WRITTEN EXERCISE =>
In the entries below, find the lines that contain the word "Corretor" and copy them.

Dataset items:

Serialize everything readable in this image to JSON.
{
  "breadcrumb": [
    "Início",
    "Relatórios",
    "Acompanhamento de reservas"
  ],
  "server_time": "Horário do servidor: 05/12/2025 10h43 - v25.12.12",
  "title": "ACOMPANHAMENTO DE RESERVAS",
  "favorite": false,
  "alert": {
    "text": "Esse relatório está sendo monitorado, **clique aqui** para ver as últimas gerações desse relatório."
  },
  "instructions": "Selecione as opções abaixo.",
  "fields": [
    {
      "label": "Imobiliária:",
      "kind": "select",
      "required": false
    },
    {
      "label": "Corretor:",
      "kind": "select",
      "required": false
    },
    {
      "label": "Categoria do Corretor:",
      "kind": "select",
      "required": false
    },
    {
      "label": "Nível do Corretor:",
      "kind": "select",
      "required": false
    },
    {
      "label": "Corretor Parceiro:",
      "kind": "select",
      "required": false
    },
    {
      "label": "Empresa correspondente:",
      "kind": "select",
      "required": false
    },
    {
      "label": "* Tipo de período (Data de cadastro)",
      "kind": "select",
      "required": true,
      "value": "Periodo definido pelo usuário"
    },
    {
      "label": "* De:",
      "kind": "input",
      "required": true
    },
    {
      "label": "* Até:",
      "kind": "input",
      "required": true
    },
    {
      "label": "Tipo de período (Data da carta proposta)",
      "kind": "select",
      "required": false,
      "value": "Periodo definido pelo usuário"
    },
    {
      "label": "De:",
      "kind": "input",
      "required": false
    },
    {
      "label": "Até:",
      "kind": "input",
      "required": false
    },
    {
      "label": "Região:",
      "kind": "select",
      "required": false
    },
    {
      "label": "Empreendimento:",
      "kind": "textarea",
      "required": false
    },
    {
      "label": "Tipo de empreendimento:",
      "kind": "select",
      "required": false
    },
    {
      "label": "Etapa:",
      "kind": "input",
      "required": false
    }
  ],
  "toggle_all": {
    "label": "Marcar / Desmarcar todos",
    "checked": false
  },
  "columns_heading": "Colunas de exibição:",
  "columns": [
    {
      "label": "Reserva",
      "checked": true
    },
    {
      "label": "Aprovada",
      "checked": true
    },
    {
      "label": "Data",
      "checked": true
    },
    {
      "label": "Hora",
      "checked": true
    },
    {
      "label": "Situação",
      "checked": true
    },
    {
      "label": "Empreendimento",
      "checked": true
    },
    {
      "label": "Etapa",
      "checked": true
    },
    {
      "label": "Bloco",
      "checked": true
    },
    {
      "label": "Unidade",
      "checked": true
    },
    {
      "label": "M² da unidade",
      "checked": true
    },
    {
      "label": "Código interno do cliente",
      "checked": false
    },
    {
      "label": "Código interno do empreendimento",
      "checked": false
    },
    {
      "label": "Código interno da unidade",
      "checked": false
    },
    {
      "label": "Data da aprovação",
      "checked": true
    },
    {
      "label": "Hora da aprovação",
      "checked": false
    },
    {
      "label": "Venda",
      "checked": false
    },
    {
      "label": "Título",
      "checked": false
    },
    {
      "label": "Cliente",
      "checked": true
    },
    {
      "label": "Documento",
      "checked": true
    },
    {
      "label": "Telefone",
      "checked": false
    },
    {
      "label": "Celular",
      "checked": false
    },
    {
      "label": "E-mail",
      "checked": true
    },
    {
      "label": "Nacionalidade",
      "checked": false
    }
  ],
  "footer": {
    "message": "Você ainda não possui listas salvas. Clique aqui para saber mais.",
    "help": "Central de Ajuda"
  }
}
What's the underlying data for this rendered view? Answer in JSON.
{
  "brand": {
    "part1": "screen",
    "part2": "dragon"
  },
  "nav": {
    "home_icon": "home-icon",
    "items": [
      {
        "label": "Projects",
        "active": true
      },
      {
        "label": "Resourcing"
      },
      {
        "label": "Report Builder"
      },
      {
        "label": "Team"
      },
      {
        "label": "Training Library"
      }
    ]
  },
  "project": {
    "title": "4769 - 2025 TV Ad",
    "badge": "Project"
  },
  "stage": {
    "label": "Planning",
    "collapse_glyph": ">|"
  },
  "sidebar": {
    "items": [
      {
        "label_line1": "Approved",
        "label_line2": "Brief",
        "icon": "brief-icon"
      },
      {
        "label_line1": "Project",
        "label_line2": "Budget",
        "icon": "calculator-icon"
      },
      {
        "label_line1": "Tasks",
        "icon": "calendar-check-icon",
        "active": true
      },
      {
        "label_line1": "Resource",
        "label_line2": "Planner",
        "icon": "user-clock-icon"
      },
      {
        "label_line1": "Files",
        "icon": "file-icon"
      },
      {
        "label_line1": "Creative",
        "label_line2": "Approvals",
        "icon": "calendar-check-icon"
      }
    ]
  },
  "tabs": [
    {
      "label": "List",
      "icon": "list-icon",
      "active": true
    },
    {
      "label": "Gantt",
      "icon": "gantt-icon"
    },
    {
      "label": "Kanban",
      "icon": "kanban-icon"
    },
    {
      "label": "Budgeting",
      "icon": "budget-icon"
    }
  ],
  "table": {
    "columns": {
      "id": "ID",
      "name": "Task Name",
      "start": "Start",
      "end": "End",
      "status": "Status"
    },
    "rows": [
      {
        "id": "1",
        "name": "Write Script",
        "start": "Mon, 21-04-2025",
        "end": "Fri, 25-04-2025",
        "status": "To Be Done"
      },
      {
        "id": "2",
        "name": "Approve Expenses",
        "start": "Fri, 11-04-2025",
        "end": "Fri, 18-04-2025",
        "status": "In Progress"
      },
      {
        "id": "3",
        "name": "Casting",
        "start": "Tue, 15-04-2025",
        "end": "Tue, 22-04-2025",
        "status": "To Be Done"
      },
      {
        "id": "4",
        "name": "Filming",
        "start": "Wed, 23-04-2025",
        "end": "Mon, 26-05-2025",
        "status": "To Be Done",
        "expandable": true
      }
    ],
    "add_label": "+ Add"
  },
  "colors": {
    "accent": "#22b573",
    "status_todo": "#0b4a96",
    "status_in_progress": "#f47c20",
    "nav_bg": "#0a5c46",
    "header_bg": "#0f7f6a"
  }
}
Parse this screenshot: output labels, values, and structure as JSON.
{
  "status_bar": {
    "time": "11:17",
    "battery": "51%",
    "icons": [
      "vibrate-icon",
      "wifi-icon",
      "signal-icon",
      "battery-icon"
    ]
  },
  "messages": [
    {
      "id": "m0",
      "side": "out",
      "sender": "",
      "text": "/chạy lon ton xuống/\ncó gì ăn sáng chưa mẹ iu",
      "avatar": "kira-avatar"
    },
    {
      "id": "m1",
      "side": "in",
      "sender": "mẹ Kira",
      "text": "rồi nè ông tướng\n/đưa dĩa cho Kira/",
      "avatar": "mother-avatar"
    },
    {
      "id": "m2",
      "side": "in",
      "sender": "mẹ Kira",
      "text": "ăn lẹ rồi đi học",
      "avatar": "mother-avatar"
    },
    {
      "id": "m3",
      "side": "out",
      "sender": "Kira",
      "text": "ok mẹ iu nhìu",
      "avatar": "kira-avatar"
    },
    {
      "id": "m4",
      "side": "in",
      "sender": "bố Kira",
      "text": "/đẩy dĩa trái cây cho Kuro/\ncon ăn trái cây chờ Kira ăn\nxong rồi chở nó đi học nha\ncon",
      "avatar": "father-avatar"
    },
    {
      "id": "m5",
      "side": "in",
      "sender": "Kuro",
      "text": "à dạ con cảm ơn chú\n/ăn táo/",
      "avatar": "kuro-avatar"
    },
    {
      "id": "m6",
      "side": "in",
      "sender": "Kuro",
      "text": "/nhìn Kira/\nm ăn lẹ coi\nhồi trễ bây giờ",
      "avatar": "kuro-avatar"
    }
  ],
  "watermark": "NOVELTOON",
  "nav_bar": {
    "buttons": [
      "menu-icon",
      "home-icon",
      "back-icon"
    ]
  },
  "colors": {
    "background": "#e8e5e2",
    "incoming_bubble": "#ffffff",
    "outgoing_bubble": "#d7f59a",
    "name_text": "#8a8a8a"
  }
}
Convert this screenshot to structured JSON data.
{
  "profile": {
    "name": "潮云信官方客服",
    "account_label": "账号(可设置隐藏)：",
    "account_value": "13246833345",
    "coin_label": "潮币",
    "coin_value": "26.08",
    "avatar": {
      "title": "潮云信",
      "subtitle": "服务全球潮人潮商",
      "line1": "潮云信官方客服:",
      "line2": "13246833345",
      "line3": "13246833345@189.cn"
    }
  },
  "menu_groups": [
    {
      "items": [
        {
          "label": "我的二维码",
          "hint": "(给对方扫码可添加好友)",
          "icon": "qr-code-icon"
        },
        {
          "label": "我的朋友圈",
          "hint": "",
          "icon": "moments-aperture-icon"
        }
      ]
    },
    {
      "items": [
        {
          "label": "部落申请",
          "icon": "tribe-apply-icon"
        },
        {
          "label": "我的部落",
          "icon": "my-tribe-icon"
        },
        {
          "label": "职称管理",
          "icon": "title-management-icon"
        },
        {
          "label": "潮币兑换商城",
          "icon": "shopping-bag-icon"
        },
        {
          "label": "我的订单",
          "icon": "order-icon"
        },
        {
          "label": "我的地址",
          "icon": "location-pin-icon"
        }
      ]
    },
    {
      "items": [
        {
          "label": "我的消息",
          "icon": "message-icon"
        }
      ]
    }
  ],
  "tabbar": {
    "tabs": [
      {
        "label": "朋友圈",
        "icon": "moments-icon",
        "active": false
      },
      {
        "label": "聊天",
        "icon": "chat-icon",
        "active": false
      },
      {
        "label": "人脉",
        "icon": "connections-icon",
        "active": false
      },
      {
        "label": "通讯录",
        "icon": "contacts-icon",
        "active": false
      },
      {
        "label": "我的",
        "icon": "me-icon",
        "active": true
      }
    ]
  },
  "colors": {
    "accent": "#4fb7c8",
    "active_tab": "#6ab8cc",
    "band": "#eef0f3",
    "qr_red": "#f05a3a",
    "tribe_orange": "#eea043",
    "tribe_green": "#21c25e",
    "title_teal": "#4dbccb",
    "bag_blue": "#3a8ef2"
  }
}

EXPECTED ANSWER =>
      "label": "Corretor:",
      "label": "Categoria do Corretor:",
      "label": "Nível do Corretor:",
      "label": "Corretor Parceiro:",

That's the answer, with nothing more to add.